WHAT THE EXERCISE ASKS:
Wherever "fundamental" appears in a line, copy that line.

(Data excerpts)
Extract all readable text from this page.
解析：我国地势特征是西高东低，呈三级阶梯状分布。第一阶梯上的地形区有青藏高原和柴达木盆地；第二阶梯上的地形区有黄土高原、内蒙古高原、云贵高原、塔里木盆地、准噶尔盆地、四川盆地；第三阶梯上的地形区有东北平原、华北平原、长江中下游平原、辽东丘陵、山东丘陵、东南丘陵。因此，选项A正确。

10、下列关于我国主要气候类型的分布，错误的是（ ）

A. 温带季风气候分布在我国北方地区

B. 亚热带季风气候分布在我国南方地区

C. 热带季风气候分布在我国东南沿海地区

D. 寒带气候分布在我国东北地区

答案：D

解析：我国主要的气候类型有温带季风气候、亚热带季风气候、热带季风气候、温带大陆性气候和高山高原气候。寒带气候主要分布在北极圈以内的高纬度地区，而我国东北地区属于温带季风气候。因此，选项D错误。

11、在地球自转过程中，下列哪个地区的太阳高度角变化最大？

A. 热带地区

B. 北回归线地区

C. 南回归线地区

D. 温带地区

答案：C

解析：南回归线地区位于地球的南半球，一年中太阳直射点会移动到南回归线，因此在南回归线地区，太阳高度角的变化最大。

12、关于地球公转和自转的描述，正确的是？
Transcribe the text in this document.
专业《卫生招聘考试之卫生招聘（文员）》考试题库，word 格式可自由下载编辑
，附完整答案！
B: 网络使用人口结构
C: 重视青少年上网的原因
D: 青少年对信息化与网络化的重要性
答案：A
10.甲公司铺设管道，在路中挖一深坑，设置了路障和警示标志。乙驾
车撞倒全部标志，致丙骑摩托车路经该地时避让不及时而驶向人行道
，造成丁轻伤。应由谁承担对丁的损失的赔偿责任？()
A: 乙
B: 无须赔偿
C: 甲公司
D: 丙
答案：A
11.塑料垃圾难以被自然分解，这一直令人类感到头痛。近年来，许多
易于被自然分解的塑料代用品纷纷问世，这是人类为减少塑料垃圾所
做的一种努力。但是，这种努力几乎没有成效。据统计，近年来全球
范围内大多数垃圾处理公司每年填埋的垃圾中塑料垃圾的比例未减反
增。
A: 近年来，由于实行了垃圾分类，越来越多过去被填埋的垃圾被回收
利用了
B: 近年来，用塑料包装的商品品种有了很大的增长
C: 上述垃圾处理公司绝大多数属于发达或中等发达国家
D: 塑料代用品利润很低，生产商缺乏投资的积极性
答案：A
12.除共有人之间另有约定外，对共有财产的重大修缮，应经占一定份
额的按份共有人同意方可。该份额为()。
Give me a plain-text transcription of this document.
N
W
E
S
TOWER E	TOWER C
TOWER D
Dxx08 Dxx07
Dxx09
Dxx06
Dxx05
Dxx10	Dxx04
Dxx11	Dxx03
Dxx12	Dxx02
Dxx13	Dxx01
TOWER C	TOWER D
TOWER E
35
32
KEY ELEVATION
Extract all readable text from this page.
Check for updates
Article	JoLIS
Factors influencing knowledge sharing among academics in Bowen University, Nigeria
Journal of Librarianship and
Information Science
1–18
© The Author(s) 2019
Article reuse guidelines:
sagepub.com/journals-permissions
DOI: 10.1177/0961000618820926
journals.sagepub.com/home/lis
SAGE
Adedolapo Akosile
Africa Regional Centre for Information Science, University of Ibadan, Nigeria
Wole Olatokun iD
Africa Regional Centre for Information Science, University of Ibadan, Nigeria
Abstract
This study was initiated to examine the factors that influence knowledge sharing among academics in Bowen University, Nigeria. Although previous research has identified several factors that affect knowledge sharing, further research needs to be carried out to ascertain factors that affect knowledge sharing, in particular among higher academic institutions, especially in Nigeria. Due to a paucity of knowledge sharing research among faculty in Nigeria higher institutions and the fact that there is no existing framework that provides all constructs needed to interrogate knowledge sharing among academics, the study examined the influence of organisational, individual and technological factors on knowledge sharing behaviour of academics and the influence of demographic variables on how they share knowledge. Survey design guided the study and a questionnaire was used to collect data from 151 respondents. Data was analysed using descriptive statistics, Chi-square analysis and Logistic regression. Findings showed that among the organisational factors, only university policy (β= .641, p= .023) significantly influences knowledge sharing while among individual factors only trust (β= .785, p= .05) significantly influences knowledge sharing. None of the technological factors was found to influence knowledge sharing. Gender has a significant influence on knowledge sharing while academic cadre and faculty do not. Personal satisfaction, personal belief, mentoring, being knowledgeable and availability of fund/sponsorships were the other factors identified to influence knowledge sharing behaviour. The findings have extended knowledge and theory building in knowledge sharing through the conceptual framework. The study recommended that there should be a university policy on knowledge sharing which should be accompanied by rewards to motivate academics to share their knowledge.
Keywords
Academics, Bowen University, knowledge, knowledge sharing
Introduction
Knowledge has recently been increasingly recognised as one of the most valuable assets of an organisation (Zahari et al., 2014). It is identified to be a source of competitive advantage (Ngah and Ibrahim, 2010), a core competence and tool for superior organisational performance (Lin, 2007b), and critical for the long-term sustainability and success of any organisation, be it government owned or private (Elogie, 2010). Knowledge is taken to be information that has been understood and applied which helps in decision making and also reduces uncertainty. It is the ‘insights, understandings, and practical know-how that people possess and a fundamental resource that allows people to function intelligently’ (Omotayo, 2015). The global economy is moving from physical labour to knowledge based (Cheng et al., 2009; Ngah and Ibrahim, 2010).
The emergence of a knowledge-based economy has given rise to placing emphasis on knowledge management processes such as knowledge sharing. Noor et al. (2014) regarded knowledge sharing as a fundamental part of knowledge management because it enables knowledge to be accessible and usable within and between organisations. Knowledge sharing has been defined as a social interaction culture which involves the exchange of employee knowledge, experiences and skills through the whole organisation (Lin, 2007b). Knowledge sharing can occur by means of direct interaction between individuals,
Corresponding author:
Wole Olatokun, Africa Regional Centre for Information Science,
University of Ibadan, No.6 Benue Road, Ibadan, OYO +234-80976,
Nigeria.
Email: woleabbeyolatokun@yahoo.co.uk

THE ANSWER:
Knowledge has recently been increasingly recognised as one of the most valuable assets of an organisation (Zahari et al., 2014). It is identified to be a source of competitive advantage (Ngah and Ibrahim, 2010), a core competence and tool for superior organisational performance (Lin, 2007b), and critical for the long-term sustainability and success of any organisation, be it government owned or private (Elogie, 2010). Knowledge is taken to be information that has been understood and applied which helps in decision making and also reduces uncertainty. It is the ‘insights, understandings, and practical know-how that people possess and a fundamental resource that allows people to function intelligently’ (Omotayo, 2015). The global economy is moving from physical labour to knowledge based (Cheng et al., 2009; Ngah and Ibrahim, 2010).
The emergence of a knowledge-based economy has given rise to placing emphasis on knowledge management processes such as knowledge sharing. Noor et al. (2014) regarded knowledge sharing as a fundamental part of knowledge management because it enables knowledge to be accessible and usable within and between organisations. Knowledge sharing has been defined as a social interaction culture which involves the exchange of employee knowledge, experiences and skills through the whole organisation (Lin, 2007b). Knowledge sharing can occur by means of direct interaction between individuals,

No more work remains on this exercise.